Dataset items
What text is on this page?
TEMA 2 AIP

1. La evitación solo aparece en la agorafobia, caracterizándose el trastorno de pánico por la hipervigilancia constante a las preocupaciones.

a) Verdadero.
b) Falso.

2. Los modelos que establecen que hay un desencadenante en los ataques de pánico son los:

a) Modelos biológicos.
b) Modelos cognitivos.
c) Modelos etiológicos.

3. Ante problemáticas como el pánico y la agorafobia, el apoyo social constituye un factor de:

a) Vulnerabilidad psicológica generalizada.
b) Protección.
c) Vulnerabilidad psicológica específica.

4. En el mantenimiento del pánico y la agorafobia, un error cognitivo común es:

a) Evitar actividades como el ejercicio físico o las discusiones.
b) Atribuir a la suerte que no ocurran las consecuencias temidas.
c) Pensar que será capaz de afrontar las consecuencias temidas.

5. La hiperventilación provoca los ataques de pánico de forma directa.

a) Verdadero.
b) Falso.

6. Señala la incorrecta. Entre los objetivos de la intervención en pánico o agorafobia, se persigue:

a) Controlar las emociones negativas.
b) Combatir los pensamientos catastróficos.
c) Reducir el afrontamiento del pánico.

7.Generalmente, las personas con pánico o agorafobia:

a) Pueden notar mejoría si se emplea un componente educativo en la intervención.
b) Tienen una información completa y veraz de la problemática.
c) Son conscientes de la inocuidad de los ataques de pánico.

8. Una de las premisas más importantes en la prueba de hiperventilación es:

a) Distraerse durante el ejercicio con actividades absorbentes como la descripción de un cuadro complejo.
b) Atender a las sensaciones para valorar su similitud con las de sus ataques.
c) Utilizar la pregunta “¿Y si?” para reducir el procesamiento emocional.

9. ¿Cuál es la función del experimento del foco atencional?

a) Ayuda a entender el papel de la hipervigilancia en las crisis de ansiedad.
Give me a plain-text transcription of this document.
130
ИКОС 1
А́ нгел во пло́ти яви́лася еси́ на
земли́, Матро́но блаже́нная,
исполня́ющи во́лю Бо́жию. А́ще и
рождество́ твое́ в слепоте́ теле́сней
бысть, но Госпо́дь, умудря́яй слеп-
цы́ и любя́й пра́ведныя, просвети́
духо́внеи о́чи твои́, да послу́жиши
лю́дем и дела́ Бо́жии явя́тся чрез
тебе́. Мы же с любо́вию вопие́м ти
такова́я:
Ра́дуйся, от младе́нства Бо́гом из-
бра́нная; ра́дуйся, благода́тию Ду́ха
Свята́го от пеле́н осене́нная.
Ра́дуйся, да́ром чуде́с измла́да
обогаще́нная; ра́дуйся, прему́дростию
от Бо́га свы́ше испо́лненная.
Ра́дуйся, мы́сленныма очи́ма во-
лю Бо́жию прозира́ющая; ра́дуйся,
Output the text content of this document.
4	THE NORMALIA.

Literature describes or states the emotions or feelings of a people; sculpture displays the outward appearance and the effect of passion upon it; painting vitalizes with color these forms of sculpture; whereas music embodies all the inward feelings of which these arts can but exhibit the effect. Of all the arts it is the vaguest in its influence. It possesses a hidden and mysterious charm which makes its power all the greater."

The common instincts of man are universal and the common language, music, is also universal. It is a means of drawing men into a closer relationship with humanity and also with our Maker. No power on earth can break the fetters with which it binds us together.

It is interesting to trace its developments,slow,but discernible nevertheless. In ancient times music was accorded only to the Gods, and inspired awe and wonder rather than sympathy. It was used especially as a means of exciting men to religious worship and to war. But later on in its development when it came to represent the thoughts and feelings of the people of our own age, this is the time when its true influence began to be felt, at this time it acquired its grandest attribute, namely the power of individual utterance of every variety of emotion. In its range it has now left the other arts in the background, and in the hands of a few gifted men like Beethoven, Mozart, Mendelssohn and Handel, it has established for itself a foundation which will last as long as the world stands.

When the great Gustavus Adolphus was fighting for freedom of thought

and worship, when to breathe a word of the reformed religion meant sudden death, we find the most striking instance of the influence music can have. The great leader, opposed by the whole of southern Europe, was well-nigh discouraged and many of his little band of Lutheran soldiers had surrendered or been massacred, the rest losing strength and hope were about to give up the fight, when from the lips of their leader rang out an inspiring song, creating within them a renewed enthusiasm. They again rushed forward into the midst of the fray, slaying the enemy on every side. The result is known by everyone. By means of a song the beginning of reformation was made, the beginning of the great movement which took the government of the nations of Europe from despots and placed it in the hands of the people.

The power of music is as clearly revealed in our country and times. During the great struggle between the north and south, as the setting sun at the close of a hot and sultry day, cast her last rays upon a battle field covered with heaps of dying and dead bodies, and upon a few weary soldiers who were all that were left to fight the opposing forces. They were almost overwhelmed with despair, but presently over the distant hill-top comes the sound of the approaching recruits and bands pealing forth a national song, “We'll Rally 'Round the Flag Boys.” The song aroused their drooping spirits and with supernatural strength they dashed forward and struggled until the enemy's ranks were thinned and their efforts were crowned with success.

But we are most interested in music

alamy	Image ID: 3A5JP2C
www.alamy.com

▶ _AIM OF THE TASK_
Reproduce every record above exactly as it appears.

▶ _TASK RESPONSE_
What text is on this page?
TEMA 2 AIP

1. La evitación solo aparece en la agorafobia, caracterizándose el trastorno de pánico por la hipervigilancia constante a las preocupaciones.

a) Verdadero.
b) Falso.

2. Los modelos que establecen que hay un desencadenante en los ataques de pánico son los:

a) Modelos biológicos.
b) Modelos cognitivos.
c) Modelos etiológicos.

3. Ante problemáticas como el pánico y la agorafobia, el apoyo social constituye un factor de:

a) Vulnerabilidad psicológica generalizada.
b) Protección.
c) Vulnerabilidad psicológica específica.

4. En el mantenimiento del pánico y la agorafobia, un error cognitivo común es:

a) Evitar actividades como el ejercicio físico o las discusiones.
b) Atribuir a la suerte que no ocurran las consecuencias temidas.
c) Pensar que será capaz de afrontar las consecuencias temidas.

5. La hiperventilación provoca los ataques de pánico de forma directa.

a) Verdadero.
b) Falso.

6. Señala la incorrecta. Entre los objetivos de la intervención en pánico o agorafobia, se persigue:

a) Controlar las emociones negativas.
b) Combatir los pensamientos catastróficos.
c) Reducir el afrontamiento del pánico.

7.Generalmente, las personas con pánico o agorafobia:

a) Pueden notar mejoría si se emplea un componente educativo en la intervención.
b) Tienen una información completa y veraz de la problemática.
c) Son conscientes de la inocuidad de los ataques de pánico.

8. Una de las premisas más importantes en la prueba de hiperventilación es:

a) Distraerse durante el ejercicio con actividades absorbentes como la descripción de un cuadro complejo.
b) Atender a las sensaciones para valorar su similitud con las de sus ataques.
c) Utilizar la pregunta “¿Y si?” para reducir el procesamiento emocional.

9. ¿Cuál es la función del experimento del foco atencional?

a) Ayuda a entender el papel de la hipervigilancia en las crisis de ansiedad.
Give me a plain-text transcription of this document.
130
ИКОС 1
А́ нгел во пло́ти яви́лася еси́ на
земли́, Матро́но блаже́нная,
исполня́ющи во́лю Бо́жию. А́ще и
рождество́ твое́ в слепоте́ теле́сней
бысть, но Госпо́дь, умудря́яй слеп-
цы́ и любя́й пра́ведныя, просвети́
духо́внеи о́чи твои́, да послу́жиши
лю́дем и дела́ Бо́жии явя́тся чрез
тебе́. Мы же с любо́вию вопие́м ти
такова́я:
Ра́дуйся, от младе́нства Бо́гом из-
бра́нная; ра́дуйся, благода́тию Ду́ха
Свята́го от пеле́н осене́нная.
Ра́дуйся, да́ром чуде́с измла́да
обогаще́нная; ра́дуйся, прему́дростию
от Бо́га свы́ше испо́лненная.
Ра́дуйся, мы́сленныма очи́ма во-
лю Бо́жию прозира́ющая; ра́дуйся,
Output the text content of this document.
4	THE NORMALIA.

Literature describes or states the emotions or feelings of a people; sculpture displays the outward appearance and the effect of passion upon it; painting vitalizes with color these forms of sculpture; whereas music embodies all the inward feelings of which these arts can but exhibit the effect. Of all the arts it is the vaguest in its influence. It possesses a hidden and mysterious charm which makes its power all the greater."

The common instincts of man are universal and the common language, music, is also universal. It is a means of drawing men into a closer relationship with humanity and also with our Maker. No power on earth can break the fetters with which it binds us together.

It is interesting to trace its developments,slow,but discernible nevertheless. In ancient times music was accorded only to the Gods, and inspired awe and wonder rather than sympathy. It was used especially as a means of exciting men to religious worship and to war. But later on in its development when it came to represent the thoughts and feelings of the people of our own age, this is the time when its true influence began to be felt, at this time it acquired its grandest attribute, namely the power of individual utterance of every variety of emotion. In its range it has now left the other arts in the background, and in the hands of a few gifted men like Beethoven, Mozart, Mendelssohn and Handel, it has established for itself a foundation which will last as long as the world stands.

When the great Gustavus Adolphus was fighting for freedom of thought

and worship, when to breathe a word of the reformed religion meant sudden death, we find the most striking instance of the influence music can have. The great leader, opposed by the whole of southern Europe, was well-nigh discouraged and many of his little band of Lutheran soldiers had surrendered or been massacred, the rest losing strength and hope were about to give up the fight, when from the lips of their leader rang out an inspiring song, creating within them a renewed enthusiasm. They again rushed forward into the midst of the fray, slaying the enemy on every side. The result is known by everyone. By means of a song the beginning of reformation was made, the beginning of the great movement which took the government of the nations of Europe from despots and placed it in the hands of the people.

The power of music is as clearly revealed in our country and times. During the great struggle between the north and south, as the setting sun at the close of a hot and sultry day, cast her last rays upon a battle field covered with heaps of dying and dead bodies, and upon a few weary soldiers who were all that were left to fight the opposing forces. They were almost overwhelmed with despair, but presently over the distant hill-top comes the sound of the approaching recruits and bands pealing forth a national song, “We'll Rally 'Round the Flag Boys.” The song aroused their drooping spirits and with supernatural strength they dashed forward and struggled until the enemy's ranks were thinned and their efforts were crowned with success.

But we are most interested in music

alamy	Image ID: 3A5JP2C
www.alamy.com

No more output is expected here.